Extracted data entries
■ ■ ■
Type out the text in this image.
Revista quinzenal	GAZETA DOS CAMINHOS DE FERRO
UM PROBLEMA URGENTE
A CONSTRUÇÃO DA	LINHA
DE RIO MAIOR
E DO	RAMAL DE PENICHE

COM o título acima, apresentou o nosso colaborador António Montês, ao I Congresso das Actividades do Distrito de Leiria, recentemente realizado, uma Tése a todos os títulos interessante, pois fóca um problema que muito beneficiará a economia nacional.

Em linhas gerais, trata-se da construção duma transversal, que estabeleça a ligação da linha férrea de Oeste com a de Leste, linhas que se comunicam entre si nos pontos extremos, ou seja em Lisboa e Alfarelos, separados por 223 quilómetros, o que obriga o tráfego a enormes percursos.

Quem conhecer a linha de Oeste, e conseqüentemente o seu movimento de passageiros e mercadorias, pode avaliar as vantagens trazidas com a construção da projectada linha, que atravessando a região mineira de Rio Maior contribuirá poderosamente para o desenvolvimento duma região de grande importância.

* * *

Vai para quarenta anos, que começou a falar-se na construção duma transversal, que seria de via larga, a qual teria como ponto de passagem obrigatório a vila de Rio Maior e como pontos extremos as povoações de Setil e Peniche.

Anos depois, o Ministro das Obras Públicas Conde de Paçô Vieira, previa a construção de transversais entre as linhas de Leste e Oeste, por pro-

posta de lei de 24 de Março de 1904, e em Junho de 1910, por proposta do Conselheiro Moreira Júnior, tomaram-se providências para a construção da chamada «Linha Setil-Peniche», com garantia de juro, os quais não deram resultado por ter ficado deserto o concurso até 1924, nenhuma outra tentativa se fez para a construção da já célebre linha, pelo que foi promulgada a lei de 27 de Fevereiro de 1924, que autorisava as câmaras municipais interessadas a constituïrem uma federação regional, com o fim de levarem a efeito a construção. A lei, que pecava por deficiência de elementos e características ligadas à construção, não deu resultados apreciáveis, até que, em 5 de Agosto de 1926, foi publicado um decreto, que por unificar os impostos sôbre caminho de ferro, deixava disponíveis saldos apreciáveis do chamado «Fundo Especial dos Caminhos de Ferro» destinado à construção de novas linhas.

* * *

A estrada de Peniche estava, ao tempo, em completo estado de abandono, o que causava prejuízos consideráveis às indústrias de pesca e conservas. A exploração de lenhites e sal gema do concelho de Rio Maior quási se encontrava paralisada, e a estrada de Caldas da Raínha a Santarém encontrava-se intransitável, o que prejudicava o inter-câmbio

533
■ ■ ■
## PROBLEM TO SOLVE
Across the data above, how many lines include the word "entre"? Give only the count.

## FINAL RESULT
2